(Data items)
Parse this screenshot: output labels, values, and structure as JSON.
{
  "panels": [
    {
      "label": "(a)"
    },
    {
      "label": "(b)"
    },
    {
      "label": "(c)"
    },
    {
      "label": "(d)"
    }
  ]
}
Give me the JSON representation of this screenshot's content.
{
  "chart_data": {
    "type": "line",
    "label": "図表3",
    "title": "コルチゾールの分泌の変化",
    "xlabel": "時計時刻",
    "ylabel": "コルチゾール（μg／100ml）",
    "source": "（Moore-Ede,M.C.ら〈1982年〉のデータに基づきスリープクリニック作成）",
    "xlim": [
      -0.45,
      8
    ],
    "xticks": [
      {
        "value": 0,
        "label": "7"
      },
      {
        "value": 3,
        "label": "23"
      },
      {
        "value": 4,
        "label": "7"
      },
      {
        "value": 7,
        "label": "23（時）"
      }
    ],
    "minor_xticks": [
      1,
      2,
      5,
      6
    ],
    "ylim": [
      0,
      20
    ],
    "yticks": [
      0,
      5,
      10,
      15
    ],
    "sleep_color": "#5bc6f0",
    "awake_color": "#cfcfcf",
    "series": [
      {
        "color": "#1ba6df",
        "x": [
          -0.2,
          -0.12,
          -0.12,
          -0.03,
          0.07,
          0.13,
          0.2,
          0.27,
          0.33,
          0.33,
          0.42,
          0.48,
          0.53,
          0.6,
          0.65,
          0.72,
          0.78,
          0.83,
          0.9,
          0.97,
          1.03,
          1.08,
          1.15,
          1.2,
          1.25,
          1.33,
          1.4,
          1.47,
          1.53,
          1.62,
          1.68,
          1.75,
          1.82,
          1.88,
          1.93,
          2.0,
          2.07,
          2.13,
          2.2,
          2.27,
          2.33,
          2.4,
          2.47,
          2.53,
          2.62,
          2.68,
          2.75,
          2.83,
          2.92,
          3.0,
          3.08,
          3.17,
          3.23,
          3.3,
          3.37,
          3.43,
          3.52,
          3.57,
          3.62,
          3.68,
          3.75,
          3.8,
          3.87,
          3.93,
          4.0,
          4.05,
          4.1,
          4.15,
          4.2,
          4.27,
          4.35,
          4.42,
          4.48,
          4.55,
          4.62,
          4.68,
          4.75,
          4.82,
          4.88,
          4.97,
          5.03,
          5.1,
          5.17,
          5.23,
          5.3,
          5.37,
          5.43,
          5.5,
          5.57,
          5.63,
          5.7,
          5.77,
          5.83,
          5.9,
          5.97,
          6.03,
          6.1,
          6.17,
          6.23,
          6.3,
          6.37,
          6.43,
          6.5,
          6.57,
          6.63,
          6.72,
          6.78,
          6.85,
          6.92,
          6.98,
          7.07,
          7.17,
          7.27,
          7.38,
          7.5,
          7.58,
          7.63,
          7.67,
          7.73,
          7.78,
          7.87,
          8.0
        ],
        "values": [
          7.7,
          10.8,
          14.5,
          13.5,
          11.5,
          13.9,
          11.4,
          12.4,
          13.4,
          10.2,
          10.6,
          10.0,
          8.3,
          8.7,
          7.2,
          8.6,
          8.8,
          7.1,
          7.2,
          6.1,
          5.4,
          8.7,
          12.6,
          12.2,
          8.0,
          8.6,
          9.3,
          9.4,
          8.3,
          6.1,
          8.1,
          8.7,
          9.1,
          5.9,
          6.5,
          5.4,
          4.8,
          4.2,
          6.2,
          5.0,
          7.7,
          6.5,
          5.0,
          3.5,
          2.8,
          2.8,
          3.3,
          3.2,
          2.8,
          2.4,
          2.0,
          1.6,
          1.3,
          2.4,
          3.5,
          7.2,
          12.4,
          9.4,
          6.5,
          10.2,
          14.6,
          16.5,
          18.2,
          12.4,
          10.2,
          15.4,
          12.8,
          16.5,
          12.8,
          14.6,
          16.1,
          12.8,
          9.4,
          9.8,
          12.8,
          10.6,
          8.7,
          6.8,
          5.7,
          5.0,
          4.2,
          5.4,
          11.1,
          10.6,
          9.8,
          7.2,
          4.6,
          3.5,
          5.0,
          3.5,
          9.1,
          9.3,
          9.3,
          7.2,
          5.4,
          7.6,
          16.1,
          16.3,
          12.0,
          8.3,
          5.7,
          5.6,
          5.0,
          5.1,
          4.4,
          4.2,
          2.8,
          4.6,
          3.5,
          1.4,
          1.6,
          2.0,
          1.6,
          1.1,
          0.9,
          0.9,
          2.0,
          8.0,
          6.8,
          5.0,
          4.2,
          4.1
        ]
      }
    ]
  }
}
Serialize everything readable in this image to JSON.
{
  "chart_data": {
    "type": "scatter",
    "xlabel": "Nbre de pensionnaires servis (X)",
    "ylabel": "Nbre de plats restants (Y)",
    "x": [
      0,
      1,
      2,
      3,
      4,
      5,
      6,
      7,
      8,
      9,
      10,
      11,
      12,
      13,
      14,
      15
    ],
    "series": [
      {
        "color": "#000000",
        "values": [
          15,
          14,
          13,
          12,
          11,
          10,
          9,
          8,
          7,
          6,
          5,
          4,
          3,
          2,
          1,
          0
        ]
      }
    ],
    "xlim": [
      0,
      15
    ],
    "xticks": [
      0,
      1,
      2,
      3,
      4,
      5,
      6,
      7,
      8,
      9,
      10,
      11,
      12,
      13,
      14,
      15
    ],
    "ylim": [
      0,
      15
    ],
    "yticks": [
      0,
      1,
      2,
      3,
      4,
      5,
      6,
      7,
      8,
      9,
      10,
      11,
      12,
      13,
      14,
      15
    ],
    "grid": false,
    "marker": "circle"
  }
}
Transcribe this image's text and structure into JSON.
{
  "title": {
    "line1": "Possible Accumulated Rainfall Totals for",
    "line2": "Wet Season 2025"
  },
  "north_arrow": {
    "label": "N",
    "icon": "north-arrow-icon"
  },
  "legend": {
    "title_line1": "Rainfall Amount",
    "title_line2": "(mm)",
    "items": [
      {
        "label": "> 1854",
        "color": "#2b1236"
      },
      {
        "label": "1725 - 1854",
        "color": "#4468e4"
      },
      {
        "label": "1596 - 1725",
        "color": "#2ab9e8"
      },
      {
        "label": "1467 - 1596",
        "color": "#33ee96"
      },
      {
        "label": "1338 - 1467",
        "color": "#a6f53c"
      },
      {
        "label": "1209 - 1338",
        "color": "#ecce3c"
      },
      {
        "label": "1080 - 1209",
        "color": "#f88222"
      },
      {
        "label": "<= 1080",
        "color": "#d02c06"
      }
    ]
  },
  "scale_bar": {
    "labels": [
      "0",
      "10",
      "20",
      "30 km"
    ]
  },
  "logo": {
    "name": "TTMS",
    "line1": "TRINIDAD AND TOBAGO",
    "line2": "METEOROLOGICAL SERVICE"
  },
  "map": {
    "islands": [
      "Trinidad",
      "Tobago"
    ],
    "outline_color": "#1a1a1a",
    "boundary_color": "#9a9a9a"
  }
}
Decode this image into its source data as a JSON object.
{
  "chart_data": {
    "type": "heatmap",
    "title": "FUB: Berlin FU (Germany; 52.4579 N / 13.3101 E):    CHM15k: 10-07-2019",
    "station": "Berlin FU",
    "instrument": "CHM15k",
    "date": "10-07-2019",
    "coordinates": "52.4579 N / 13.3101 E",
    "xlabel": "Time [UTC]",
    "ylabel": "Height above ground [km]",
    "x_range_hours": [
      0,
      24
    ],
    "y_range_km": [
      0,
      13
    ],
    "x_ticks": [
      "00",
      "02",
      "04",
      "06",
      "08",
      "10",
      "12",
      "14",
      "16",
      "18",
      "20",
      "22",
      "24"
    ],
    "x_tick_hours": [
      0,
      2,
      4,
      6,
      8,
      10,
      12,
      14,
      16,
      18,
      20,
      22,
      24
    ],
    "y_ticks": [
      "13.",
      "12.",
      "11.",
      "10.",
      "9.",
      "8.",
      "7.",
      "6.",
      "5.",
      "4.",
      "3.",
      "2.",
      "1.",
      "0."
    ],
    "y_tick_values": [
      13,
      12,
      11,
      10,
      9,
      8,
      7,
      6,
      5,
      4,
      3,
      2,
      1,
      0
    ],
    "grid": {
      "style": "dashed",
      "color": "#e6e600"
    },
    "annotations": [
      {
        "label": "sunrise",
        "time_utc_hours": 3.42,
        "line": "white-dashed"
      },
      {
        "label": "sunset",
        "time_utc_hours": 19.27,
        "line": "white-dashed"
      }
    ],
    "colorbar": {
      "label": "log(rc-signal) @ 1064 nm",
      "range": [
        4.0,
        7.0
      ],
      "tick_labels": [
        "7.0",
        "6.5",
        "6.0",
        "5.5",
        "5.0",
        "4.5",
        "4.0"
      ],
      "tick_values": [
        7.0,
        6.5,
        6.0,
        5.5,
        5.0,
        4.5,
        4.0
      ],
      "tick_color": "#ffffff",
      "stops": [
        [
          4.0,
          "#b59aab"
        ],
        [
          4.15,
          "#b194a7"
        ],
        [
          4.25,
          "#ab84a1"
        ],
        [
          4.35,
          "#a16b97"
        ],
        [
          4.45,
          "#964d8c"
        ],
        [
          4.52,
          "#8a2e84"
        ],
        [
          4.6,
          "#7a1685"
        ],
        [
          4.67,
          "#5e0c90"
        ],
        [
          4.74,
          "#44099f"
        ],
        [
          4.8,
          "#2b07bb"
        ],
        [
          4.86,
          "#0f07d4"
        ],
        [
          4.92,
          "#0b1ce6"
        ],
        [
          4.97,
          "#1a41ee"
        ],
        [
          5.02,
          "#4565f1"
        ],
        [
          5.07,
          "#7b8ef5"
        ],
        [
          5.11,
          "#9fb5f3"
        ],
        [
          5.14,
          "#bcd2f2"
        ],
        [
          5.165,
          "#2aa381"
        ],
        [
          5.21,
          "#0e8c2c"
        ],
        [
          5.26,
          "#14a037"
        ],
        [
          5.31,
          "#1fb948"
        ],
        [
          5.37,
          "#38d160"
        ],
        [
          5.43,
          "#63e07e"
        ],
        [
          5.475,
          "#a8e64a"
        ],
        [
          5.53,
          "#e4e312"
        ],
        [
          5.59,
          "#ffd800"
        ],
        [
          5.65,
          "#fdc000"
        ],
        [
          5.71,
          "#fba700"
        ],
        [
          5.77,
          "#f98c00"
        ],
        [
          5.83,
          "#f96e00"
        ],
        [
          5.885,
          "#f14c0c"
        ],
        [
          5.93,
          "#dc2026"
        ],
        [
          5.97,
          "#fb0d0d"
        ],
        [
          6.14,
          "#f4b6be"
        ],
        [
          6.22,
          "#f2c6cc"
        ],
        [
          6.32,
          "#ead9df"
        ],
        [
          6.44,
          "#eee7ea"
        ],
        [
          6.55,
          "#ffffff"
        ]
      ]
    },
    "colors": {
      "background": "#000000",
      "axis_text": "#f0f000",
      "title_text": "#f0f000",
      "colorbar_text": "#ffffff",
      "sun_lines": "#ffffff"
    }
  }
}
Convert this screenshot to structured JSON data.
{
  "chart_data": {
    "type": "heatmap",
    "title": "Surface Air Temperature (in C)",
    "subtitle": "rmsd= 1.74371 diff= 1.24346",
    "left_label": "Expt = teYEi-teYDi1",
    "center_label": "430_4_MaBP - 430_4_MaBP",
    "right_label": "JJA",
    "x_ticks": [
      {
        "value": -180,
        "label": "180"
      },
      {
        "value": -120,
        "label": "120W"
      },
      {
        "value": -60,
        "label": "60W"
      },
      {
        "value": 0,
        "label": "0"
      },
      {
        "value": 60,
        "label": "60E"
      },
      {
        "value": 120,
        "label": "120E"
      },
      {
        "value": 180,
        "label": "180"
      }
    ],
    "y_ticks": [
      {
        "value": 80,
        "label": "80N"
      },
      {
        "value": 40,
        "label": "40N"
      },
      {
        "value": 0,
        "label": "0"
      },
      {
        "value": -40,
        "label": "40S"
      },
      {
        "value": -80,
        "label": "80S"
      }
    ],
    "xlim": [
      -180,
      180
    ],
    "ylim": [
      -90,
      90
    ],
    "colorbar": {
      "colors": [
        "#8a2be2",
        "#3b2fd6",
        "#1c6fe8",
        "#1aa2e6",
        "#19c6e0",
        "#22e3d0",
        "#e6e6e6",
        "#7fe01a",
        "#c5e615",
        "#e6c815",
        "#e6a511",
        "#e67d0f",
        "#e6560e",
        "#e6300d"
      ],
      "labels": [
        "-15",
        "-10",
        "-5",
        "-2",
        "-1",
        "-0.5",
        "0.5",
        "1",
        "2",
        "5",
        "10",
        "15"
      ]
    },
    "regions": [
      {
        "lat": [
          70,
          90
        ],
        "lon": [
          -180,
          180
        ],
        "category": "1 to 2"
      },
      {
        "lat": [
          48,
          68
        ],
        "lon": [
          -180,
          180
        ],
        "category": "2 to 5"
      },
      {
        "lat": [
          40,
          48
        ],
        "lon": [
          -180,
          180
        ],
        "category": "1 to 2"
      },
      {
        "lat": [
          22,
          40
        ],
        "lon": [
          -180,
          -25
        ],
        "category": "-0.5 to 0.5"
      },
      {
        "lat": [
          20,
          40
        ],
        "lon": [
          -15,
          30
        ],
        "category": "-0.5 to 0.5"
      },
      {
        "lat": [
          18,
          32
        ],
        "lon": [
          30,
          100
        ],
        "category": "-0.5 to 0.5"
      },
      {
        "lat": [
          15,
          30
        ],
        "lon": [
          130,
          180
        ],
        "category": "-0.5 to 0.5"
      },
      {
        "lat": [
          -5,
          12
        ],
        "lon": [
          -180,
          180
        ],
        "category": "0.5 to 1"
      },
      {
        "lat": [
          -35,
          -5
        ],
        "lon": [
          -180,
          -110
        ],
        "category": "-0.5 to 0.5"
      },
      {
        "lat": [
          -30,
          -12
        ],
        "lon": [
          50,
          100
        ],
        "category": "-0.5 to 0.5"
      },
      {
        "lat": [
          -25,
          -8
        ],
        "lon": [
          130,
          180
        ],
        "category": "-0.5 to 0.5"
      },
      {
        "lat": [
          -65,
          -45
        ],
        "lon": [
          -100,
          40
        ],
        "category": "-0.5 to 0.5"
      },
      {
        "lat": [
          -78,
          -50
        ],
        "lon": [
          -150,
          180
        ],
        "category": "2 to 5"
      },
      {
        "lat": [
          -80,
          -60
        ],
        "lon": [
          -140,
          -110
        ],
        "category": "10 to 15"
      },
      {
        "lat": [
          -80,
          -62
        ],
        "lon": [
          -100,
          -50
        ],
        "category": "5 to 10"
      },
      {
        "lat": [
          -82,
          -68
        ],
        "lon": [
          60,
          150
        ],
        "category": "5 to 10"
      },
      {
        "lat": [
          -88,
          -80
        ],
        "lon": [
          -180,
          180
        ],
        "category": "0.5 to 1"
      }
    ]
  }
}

* _Exercise brief_: Find each line holding the word "JSON" and copy it.

* _Exercise output_:
Parse this screenshot: output labels, values, and structure as JSON.
Give me the JSON representation of this screenshot's content.
Serialize everything readable in this image to JSON.
Transcribe this image's text and structure into JSON.
Decode this image into its source data as a JSON object.
Convert this screenshot to structured JSON data.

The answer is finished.